Problem details
Leave out the pictures and transcribe everything else exactly.
* START Dataset *
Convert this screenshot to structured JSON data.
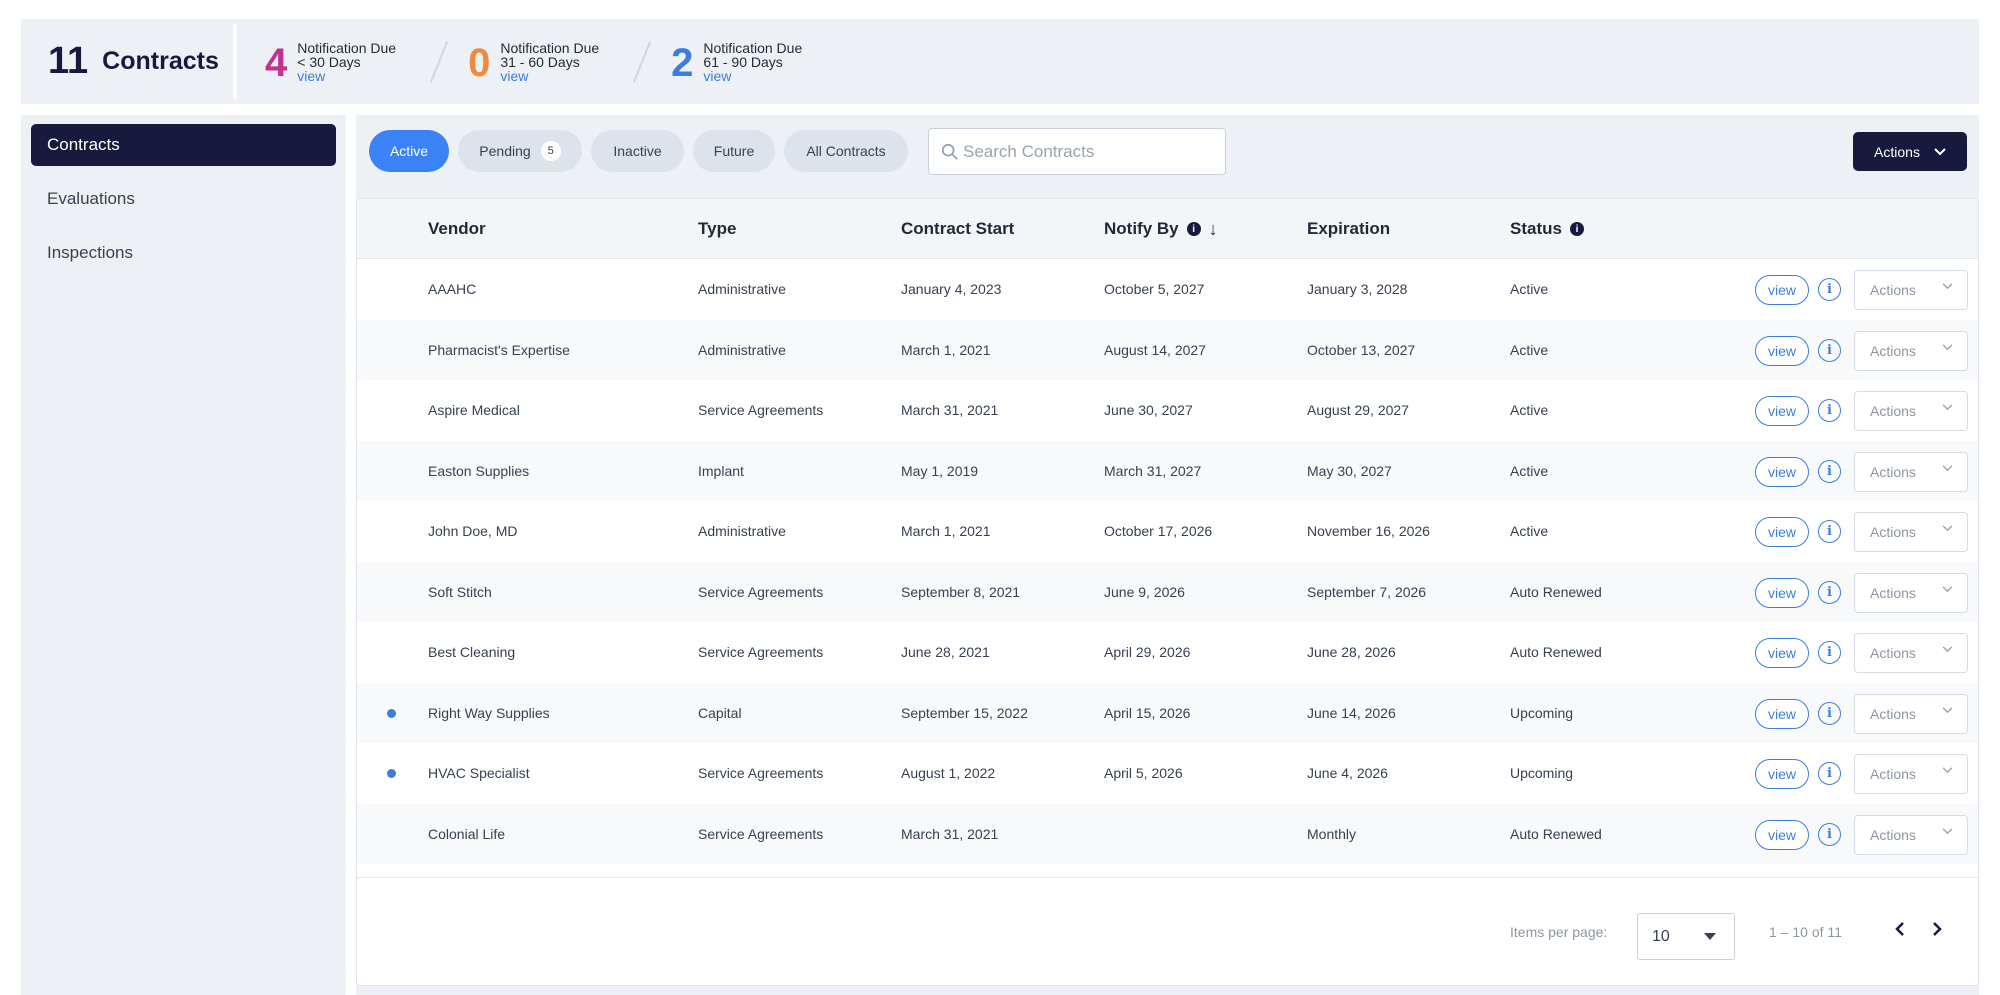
{
  "summary": {
    "total_count": "11",
    "total_label": "Contracts",
    "notifications": [
      {
        "count": "4",
        "color": "#c2338f",
        "title": "Notification Due",
        "range": "< 30 Days",
        "link": "view"
      },
      {
        "count": "0",
        "color": "#f08a3c",
        "title": "Notification Due",
        "range": "31 - 60 Days",
        "link": "view"
      },
      {
        "count": "2",
        "color": "#3b7ddd",
        "title": "Notification Due",
        "range": "61 - 90 Days",
        "link": "view"
      }
    ]
  },
  "sidebar": {
    "items": [
      {
        "label": "Contracts",
        "active": true
      },
      {
        "label": "Evaluations",
        "active": false
      },
      {
        "label": "Inspections",
        "active": false
      }
    ]
  },
  "toolbar": {
    "tabs": [
      {
        "label": "Active",
        "active": true
      },
      {
        "label": "Pending",
        "badge": "5"
      },
      {
        "label": "Inactive"
      },
      {
        "label": "Future"
      },
      {
        "label": "All Contracts"
      }
    ],
    "search_placeholder": "Search Contracts",
    "actions_label": "Actions"
  },
  "table": {
    "columns": [
      "Vendor",
      "Type",
      "Contract Start",
      "Notify By",
      "Expiration",
      "Status"
    ],
    "rows": [
      {
        "vendor": "AAAHC",
        "type": "Administrative",
        "start": "January 4, 2023",
        "notify": "October 5, 2027",
        "expiration": "January 3, 2028",
        "status": "Active",
        "dot": false
      },
      {
        "vendor": "Pharmacist's Expertise",
        "type": "Administrative",
        "start": "March 1, 2021",
        "notify": "August 14, 2027",
        "expiration": "October 13, 2027",
        "status": "Active",
        "dot": false
      },
      {
        "vendor": "Aspire Medical",
        "type": "Service Agreements",
        "start": "March 31, 2021",
        "notify": "June 30, 2027",
        "expiration": "August 29, 2027",
        "status": "Active",
        "dot": false
      },
      {
        "vendor": "Easton Supplies",
        "type": "Implant",
        "start": "May 1, 2019",
        "notify": "March 31, 2027",
        "expiration": "May 30, 2027",
        "status": "Active",
        "dot": false
      },
      {
        "vendor": "John Doe, MD",
        "type": "Administrative",
        "start": "March 1, 2021",
        "notify": "October 17, 2026",
        "expiration": "November 16, 2026",
        "status": "Active",
        "dot": false
      },
      {
        "vendor": "Soft Stitch",
        "type": "Service Agreements",
        "start": "September 8, 2021",
        "notify": "June 9, 2026",
        "expiration": "September 7, 2026",
        "status": "Auto Renewed",
        "dot": false
      },
      {
        "vendor": "Best Cleaning",
        "type": "Service Agreements",
        "start": "June 28, 2021",
        "notify": "April 29, 2026",
        "expiration": "June 28, 2026",
        "status": "Auto Renewed",
        "dot": false
      },
      {
        "vendor": "Right Way Supplies",
        "type": "Capital",
        "start": "September 15, 2022",
        "notify": "April 15, 2026",
        "expiration": "June 14, 2026",
        "status": "Upcoming",
        "dot": true
      },
      {
        "vendor": "HVAC Specialist",
        "type": "Service Agreements",
        "start": "August 1, 2022",
        "notify": "April 5, 2026",
        "expiration": "June 4, 2026",
        "status": "Upcoming",
        "dot": true
      },
      {
        "vendor": "Colonial Life",
        "type": "Service Agreements",
        "start": "March 31, 2021",
        "notify": "",
        "expiration": "Monthly",
        "status": "Auto Renewed",
        "dot": false
      }
    ],
    "row_view_label": "view",
    "row_actions_label": "Actions"
  },
  "pagination": {
    "items_per_page_label": "Items per page:",
    "items_per_page": "10",
    "range_text": "1 – 10 of 11"
  }
}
* END Dataset *
Exercise result
Convert this screenshot to structured JSON data.
{
  "summary": {
    "total_count": "11",
    "total_label": "Contracts",
    "notifications": [
      {
        "count": "4",
        "color": "#c2338f",
        "title": "Notification Due",
        "range": "< 30 Days",
        "link": "view"
      },
      {
        "count": "0",
        "color": "#f08a3c",
        "title": "Notification Due",
        "range": "31 - 60 Days",
        "link": "view"
      },
      {
        "count": "2",
        "color": "#3b7ddd",
        "title": "Notification Due",
        "range": "61 - 90 Days",
        "link": "view"
      }
    ]
  },
  "sidebar": {
    "items": [
      {
        "label": "Contracts",
        "active": true
      },
      {
        "label": "Evaluations",
        "active": false
      },
      {
        "label": "Inspections",
        "active": false
      }
    ]
  },
  "toolbar": {
    "tabs": [
      {
        "label": "Active",
        "active": true
      },
      {
        "label": "Pending",
        "badge": "5"
      },
      {
        "label": "Inactive"
      },
      {
        "label": "Future"
      },
      {
        "label": "All Contracts"
      }
    ],
    "search_placeholder": "Search Contracts",
    "actions_label": "Actions"
  },
  "table": {
    "columns": [
      "Vendor",
      "Type",
      "Contract Start",
      "Notify By",
      "Expiration",
      "Status"
    ],
    "rows": [
      {
        "vendor": "AAAHC",
        "type": "Administrative",
        "start": "January 4, 2023",
        "notify": "October 5, 2027",
        "expiration": "January 3, 2028",
        "status": "Active",
        "dot": false
      },
      {
        "vendor": "Pharmacist's Expertise",
        "type": "Administrative",
        "start": "March 1, 2021",
        "notify": "August 14, 2027",
        "expiration": "October 13, 2027",
        "status": "Active",
        "dot": false
      },
      {
        "vendor": "Aspire Medical",
        "type": "Service Agreements",
        "start": "March 31, 2021",
        "notify": "June 30, 2027",
        "expiration": "August 29, 2027",
        "status": "Active",
        "dot": false
      },
      {
        "vendor": "Easton Supplies",
        "type": "Implant",
        "start": "May 1, 2019",
        "notify": "March 31, 2027",
        "expiration": "May 30, 2027",
        "status": "Active",
        "dot": false
      },
      {
        "vendor": "John Doe, MD",
        "type": "Administrative",
        "start": "March 1, 2021",
        "notify": "October 17, 2026",
        "expiration": "November 16, 2026",
        "status": "Active",
        "dot": false
      },
      {
        "vendor": "Soft Stitch",
        "type": "Service Agreements",
        "start": "September 8, 2021",
        "notify": "June 9, 2026",
        "expiration": "September 7, 2026",
        "status": "Auto Renewed",
        "dot": false
      },
      {
        "vendor": "Best Cleaning",
        "type": "Service Agreements",
        "start": "June 28, 2021",
        "notify": "April 29, 2026",
        "expiration": "June 28, 2026",
        "status": "Auto Renewed",
        "dot": false
      },
      {
        "vendor": "Right Way Supplies",
        "type": "Capital",
        "start": "September 15, 2022",
        "notify": "April 15, 2026",
        "expiration": "June 14, 2026",
        "status": "Upcoming",
        "dot": true
      },
      {
        "vendor": "HVAC Specialist",
        "type": "Service Agreements",
        "start": "August 1, 2022",
        "notify": "April 5, 2026",
        "expiration": "June 4, 2026",
        "status": "Upcoming",
        "dot": true
      },
      {
        "vendor": "Colonial Life",
        "type": "Service Agreements",
        "start": "March 31, 2021",
        "notify": "",
        "expiration": "Monthly",
        "status": "Auto Renewed",
        "dot": false
      }
    ],
    "row_view_label": "view",
    "row_actions_label": "Actions"
  },
  "pagination": {
    "items_per_page_label": "Items per page:",
    "items_per_page": "10",
    "range_text": "1 – 10 of 11"
  }
}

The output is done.